Task instructions — Copy the records that follow exactly as written, but not their pictures.
— Begin Extracted entries —
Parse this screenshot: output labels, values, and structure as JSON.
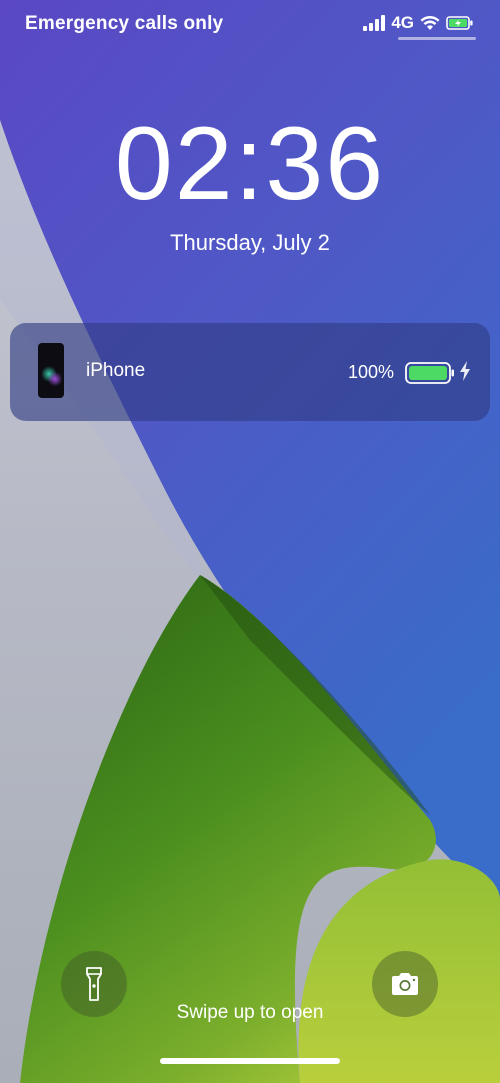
{
  "status_bar": {
    "carrier": "Emergency calls only",
    "network_type": "4G",
    "battery_charging": true
  },
  "lock_screen": {
    "time": "02:36",
    "date": "Thursday, July 2"
  },
  "battery_widget": {
    "device_name": "iPhone",
    "battery_percent": "100%",
    "battery_level": 1.0,
    "battery_color": "#4cd964"
  },
  "bottom": {
    "swipe_hint": "Swipe up to open",
    "left_button_icon": "flashlight-icon",
    "right_button_icon": "camera-icon"
  },
  "colors": {
    "wallpaper_blue": "#4a56c8",
    "wallpaper_green": "#4a8a1e",
    "wallpaper_grey": "#b9bcc7"
  }
}
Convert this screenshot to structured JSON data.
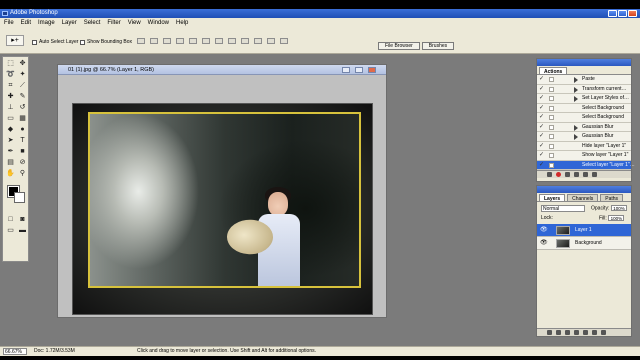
{
  "app": {
    "title": "Adobe Photoshop",
    "menu": [
      "File",
      "Edit",
      "Image",
      "Layer",
      "Select",
      "Filter",
      "View",
      "Window",
      "Help"
    ]
  },
  "options": {
    "tool_glyph": "▸+",
    "auto_select": "Auto Select Layer",
    "bounding_box": "Show Bounding Box",
    "well_tabs": [
      "File Browser",
      "Brushes"
    ]
  },
  "document": {
    "title": "01 (1).jpg @ 66.7% (Layer 1, RGB)"
  },
  "actions_panel": {
    "tab": "Actions",
    "rows": [
      {
        "label": "Paste",
        "expand": true,
        "selected": false
      },
      {
        "label": "Transform current…",
        "expand": true,
        "selected": false
      },
      {
        "label": "Set Layer Styles of…",
        "expand": true,
        "selected": false
      },
      {
        "label": "Select Background",
        "expand": false,
        "selected": false
      },
      {
        "label": "Select Background",
        "expand": false,
        "selected": false
      },
      {
        "label": "Gaussian Blur",
        "expand": true,
        "selected": false
      },
      {
        "label": "Gaussian Blur",
        "expand": true,
        "selected": false
      },
      {
        "label": "Hide layer \"Layer 1\"",
        "expand": false,
        "selected": false
      },
      {
        "label": "Show layer \"Layer 1\"",
        "expand": false,
        "selected": false
      },
      {
        "label": "Select layer \"Layer 1\"…",
        "expand": false,
        "selected": true
      }
    ]
  },
  "layers_panel": {
    "tabs": [
      "Layers",
      "Channels",
      "Paths"
    ],
    "blend_mode": "Normal",
    "opacity_label": "Opacity:",
    "opacity": "100%",
    "lock_label": "Lock:",
    "fill_label": "Fill:",
    "fill": "100%",
    "layers": [
      {
        "name": "Layer 1",
        "selected": true
      },
      {
        "name": "Background",
        "selected": false
      }
    ]
  },
  "status": {
    "zoom": "66.67%",
    "doc": "Doc: 1.72M/3.53M",
    "hint": "Click and drag to move layer or selection.  Use Shift and Alt for additional options."
  }
}
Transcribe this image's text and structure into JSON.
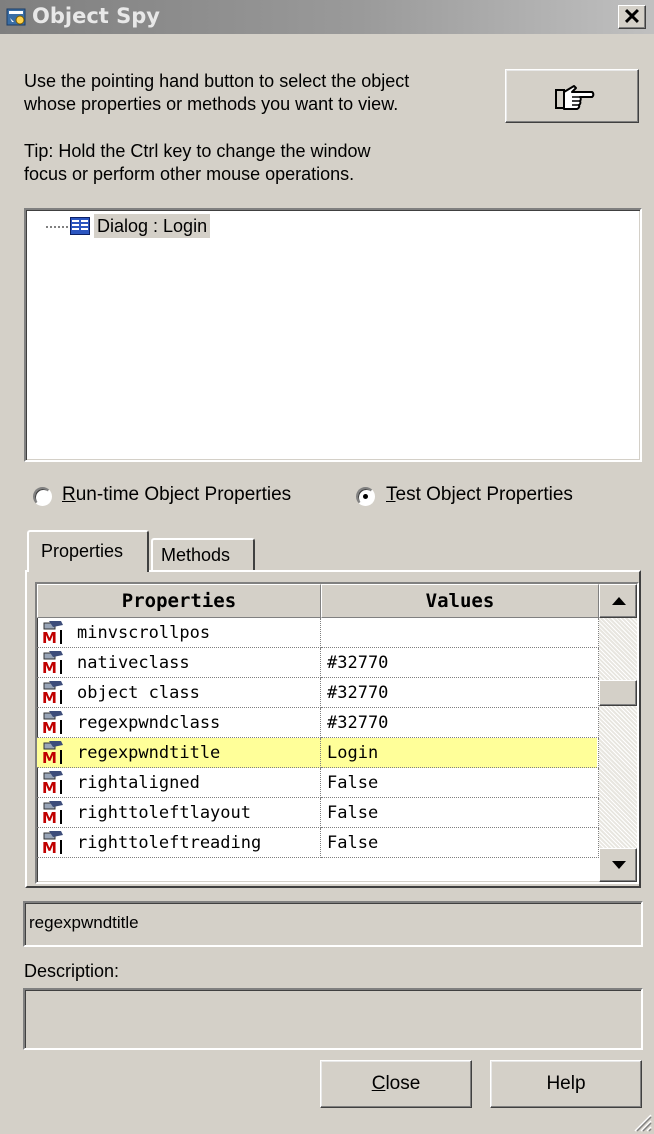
{
  "window": {
    "title": "Object Spy",
    "close_glyph": "✕",
    "title_icon": "object-spy-app-icon"
  },
  "instructions": {
    "line1": "Use the pointing hand button to select the object",
    "line2": "whose properties or methods you want to view.",
    "tip1": "Tip: Hold the Ctrl key to change the window",
    "tip2": "focus or perform other mouse operations."
  },
  "pointer_button": {
    "icon": "pointing-hand-icon"
  },
  "tree": {
    "items": [
      {
        "label": "Dialog : Login",
        "icon": "dialog-icon",
        "selected": true
      }
    ]
  },
  "mode": {
    "runtime_prefix": "",
    "runtime_key": "R",
    "runtime_rest": "un-time Object Properties",
    "test_key": "T",
    "test_rest": "est Object Properties",
    "selected": "test"
  },
  "tabs": [
    {
      "label": "Properties",
      "active": true
    },
    {
      "label": "Methods",
      "active": false
    }
  ],
  "grid": {
    "headers": [
      "Properties",
      "Values"
    ],
    "rows": [
      {
        "name": "minvscrollpos",
        "value": ""
      },
      {
        "name": "nativeclass",
        "value": "#32770"
      },
      {
        "name": "object class",
        "value": "#32770"
      },
      {
        "name": "regexpwndclass",
        "value": "#32770"
      },
      {
        "name": "regexpwndtitle",
        "value": "Login",
        "highlighted": true
      },
      {
        "name": "rightaligned",
        "value": "False"
      },
      {
        "name": "righttoleftlayout",
        "value": "False"
      },
      {
        "name": "righttoleftreading",
        "value": "False"
      }
    ],
    "highlight_color": "#ffff99"
  },
  "selected_property": "regexpwndtitle",
  "description": {
    "label": "Description:",
    "value": ""
  },
  "buttons": {
    "close_key": "C",
    "close_rest": "lose",
    "help": "Help"
  }
}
— End Extracted entries —
Expected answer —
Parse this screenshot: output labels, values, and structure as JSON.
{
  "status_bar": {
    "carrier": "Emergency calls only",
    "network_type": "4G",
    "battery_charging": true
  },
  "lock_screen": {
    "time": "02:36",
    "date": "Thursday, July 2"
  },
  "battery_widget": {
    "device_name": "iPhone",
    "battery_percent": "100%",
    "battery_level": 1.0,
    "battery_color": "#4cd964"
  },
  "bottom": {
    "swipe_hint": "Swipe up to open",
    "left_button_icon": "flashlight-icon",
    "right_button_icon": "camera-icon"
  },
  "colors": {
    "wallpaper_blue": "#4a56c8",
    "wallpaper_green": "#4a8a1e",
    "wallpaper_grey": "#b9bcc7"
  }
}
Convert this screenshot to structured JSON data.
{
  "app": {
    "title": "Adobe Photoshop",
    "menu": [
      "File",
      "Edit",
      "Image",
      "Layer",
      "Select",
      "Filter",
      "View",
      "Window",
      "Help"
    ]
  },
  "options": {
    "tool_glyph": "▸+",
    "auto_select": "Auto Select Layer",
    "bounding_box": "Show Bounding Box",
    "well_tabs": [
      "File Browser",
      "Brushes"
    ]
  },
  "document": {
    "title": "01 (1).jpg @ 66.7% (Layer 1, RGB)"
  },
  "actions_panel": {
    "tab": "Actions",
    "rows": [
      {
        "label": "Paste",
        "expand": true,
        "selected": false
      },
      {
        "label": "Transform current…",
        "expand": true,
        "selected": false
      },
      {
        "label": "Set Layer Styles of…",
        "expand": true,
        "selected": false
      },
      {
        "label": "Select Background",
        "expand": false,
        "selected": false
      },
      {
        "label": "Select Background",
        "expand": false,
        "selected": false
      },
      {
        "label": "Gaussian Blur",
        "expand": true,
        "selected": false
      },
      {
        "label": "Gaussian Blur",
        "expand": true,
        "selected": false
      },
      {
        "label": "Hide layer \"Layer 1\"",
        "expand": false,
        "selected": false
      },
      {
        "label": "Show layer \"Layer 1\"",
        "expand": false,
        "selected": false
      },
      {
        "label": "Select layer \"Layer 1\"…",
        "expand": false,
        "selected": true
      }
    ]
  },
  "layers_panel": {
    "tabs": [
      "Layers",
      "Channels",
      "Paths"
    ],
    "blend_mode": "Normal",
    "opacity_label": "Opacity:",
    "opacity": "100%",
    "lock_label": "Lock:",
    "fill_label": "Fill:",
    "fill": "100%",
    "layers": [
      {
        "name": "Layer 1",
        "selected": true
      },
      {
        "name": "Background",
        "selected": false
      }
    ]
  },
  "status": {
    "zoom": "66.67%",
    "doc": "Doc: 1.72M/3.53M",
    "hint": "Click and drag to move layer or selection.  Use Shift and Alt for additional options."
  }
}
Transcribe this image's text and structure into JSON.
{
  "window": {
    "title": "Object Spy",
    "close_glyph": "✕",
    "title_icon": "object-spy-app-icon"
  },
  "instructions": {
    "line1": "Use the pointing hand button to select the object",
    "line2": "whose properties or methods you want to view.",
    "tip1": "Tip: Hold the Ctrl key to change the window",
    "tip2": "focus or perform other mouse operations."
  },
  "pointer_button": {
    "icon": "pointing-hand-icon"
  },
  "tree": {
    "items": [
      {
        "label": "Dialog : Login",
        "icon": "dialog-icon",
        "selected": true
      }
    ]
  },
  "mode": {
    "runtime_prefix": "",
    "runtime_key": "R",
    "runtime_rest": "un-time Object Properties",
    "test_key": "T",
    "test_rest": "est Object Properties",
    "selected": "test"
  },
  "tabs": [
    {
      "label": "Properties",
      "active": true
    },
    {
      "label": "Methods",
      "active": false
    }
  ],
  "grid": {
    "headers": [
      "Properties",
      "Values"
    ],
    "rows": [
      {
        "name": "minvscrollpos",
        "value": ""
      },
      {
        "name": "nativeclass",
        "value": "#32770"
      },
      {
        "name": "object class",
        "value": "#32770"
      },
      {
        "name": "regexpwndclass",
        "value": "#32770"
      },
      {
        "name": "regexpwndtitle",
        "value": "Login",
        "highlighted": true
      },
      {
        "name": "rightaligned",
        "value": "False"
      },
      {
        "name": "righttoleftlayout",
        "value": "False"
      },
      {
        "name": "righttoleftreading",
        "value": "False"
      }
    ],
    "highlight_color": "#ffff99"
  },
  "selected_property": "regexpwndtitle",
  "description": {
    "label": "Description:",
    "value": ""
  },
  "buttons": {
    "close_key": "C",
    "close_rest": "lose",
    "help": "Help"
  }
}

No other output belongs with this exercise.